TASK INSTRUCTIONS
Each line that holds the word "para" should be returned.

INFORMATION GIVEN
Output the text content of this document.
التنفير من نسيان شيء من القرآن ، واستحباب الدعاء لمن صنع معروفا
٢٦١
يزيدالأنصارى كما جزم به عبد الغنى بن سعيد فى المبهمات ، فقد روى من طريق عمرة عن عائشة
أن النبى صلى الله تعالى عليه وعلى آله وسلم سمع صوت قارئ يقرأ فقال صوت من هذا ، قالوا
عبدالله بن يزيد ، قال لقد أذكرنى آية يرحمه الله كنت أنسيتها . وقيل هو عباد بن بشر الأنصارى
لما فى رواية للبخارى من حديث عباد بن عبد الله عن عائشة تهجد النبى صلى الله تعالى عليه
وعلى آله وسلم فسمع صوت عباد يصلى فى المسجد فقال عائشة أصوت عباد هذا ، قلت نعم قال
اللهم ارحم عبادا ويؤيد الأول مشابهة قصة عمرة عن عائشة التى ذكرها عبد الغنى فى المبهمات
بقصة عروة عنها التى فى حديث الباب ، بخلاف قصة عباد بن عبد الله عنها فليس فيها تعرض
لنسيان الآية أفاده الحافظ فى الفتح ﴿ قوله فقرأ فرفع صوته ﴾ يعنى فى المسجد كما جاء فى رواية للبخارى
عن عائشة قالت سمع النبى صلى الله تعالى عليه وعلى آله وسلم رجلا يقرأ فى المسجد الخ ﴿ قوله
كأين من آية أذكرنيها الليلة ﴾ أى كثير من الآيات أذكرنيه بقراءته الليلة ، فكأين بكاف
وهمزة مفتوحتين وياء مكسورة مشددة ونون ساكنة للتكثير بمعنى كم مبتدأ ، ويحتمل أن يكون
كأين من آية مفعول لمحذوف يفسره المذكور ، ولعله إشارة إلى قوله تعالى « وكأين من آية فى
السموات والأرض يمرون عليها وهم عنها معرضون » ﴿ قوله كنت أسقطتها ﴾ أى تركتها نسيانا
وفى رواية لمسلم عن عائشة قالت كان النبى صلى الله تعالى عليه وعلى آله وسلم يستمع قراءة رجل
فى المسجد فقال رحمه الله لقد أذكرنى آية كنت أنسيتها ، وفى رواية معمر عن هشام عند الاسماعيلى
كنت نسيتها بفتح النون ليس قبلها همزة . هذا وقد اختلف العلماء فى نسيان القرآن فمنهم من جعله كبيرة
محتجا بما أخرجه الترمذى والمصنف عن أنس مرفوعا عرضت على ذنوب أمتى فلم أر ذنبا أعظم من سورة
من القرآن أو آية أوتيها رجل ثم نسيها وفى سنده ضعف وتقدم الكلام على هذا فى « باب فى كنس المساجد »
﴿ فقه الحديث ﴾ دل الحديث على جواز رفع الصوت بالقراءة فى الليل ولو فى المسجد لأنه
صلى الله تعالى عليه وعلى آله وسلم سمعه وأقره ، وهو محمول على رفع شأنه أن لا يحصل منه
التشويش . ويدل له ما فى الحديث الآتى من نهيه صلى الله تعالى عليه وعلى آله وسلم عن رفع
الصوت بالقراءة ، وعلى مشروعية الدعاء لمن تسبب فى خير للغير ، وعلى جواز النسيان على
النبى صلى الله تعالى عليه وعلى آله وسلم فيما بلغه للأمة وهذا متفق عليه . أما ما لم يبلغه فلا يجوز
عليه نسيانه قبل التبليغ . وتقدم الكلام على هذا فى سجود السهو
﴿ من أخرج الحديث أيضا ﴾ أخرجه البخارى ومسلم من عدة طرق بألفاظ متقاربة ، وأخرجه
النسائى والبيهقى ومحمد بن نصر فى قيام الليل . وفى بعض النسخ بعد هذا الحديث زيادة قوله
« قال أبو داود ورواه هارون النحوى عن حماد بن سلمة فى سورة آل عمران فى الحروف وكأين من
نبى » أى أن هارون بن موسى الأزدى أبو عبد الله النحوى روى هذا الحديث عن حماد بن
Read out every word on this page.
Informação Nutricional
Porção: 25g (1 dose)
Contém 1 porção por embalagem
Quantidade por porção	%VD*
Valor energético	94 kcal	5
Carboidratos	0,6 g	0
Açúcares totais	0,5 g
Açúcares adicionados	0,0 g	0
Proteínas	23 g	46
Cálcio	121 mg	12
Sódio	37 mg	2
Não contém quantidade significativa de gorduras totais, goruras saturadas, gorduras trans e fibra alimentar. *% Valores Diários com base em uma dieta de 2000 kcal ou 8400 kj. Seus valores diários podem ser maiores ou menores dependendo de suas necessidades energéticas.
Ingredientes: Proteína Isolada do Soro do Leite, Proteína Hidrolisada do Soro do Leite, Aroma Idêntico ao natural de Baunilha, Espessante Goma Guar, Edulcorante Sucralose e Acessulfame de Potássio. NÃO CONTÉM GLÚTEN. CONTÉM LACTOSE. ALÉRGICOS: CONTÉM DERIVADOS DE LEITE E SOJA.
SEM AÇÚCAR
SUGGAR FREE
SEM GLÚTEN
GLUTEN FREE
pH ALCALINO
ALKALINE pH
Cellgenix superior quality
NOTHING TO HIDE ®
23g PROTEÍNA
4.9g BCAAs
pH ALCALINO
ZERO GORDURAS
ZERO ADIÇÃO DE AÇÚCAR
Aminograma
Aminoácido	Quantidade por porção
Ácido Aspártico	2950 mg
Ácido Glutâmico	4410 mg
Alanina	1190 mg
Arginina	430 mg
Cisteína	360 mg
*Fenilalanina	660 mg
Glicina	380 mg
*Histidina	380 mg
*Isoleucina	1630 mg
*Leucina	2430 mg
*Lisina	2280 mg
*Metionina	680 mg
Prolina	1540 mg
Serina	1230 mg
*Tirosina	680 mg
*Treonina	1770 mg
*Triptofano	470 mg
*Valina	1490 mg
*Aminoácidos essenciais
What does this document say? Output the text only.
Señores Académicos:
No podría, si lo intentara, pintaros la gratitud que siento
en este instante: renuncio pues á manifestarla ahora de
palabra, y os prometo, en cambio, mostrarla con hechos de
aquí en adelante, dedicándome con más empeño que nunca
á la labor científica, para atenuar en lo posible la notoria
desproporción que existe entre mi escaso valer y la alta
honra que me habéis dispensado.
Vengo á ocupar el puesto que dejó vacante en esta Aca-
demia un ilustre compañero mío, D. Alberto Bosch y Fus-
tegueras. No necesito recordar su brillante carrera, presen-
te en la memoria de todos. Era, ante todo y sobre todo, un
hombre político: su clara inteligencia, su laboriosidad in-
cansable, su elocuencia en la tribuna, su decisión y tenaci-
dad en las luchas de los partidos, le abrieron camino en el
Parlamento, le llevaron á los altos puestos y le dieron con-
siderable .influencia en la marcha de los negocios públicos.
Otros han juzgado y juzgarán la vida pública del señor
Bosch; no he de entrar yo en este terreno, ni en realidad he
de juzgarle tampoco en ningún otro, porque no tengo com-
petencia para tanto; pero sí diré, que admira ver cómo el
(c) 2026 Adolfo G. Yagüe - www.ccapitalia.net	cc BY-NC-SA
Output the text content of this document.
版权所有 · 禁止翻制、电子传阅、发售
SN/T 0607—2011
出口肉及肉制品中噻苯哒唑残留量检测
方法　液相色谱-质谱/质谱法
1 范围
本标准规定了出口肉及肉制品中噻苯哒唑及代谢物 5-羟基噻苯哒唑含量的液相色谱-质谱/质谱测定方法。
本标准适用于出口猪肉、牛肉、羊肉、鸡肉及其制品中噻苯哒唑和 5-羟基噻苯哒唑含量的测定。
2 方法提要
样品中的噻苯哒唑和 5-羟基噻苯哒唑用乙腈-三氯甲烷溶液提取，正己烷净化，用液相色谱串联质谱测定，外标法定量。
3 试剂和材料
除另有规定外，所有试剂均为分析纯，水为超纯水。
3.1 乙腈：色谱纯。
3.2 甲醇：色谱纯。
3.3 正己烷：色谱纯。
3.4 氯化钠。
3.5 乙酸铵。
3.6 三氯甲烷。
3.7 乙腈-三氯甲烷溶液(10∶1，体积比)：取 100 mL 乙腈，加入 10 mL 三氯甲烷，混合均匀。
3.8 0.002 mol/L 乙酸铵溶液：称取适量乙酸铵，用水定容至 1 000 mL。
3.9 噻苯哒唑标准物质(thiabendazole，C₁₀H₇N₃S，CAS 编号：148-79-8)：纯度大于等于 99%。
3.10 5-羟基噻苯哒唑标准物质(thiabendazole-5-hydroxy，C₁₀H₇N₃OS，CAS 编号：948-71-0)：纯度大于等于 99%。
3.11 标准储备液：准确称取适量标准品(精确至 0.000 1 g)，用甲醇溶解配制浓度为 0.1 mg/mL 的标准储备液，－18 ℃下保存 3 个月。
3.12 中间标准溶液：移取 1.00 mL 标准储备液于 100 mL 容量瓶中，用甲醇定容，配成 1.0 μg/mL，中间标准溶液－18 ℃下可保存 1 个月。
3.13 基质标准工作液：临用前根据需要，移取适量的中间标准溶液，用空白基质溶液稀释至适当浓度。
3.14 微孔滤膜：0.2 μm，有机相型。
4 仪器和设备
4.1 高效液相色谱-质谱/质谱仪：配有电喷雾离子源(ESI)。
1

TASK OUTPUT
á la labor científica, para atenuar en lo posible la notoria
petencia para tanto; pero sí diré, que admira ver cómo el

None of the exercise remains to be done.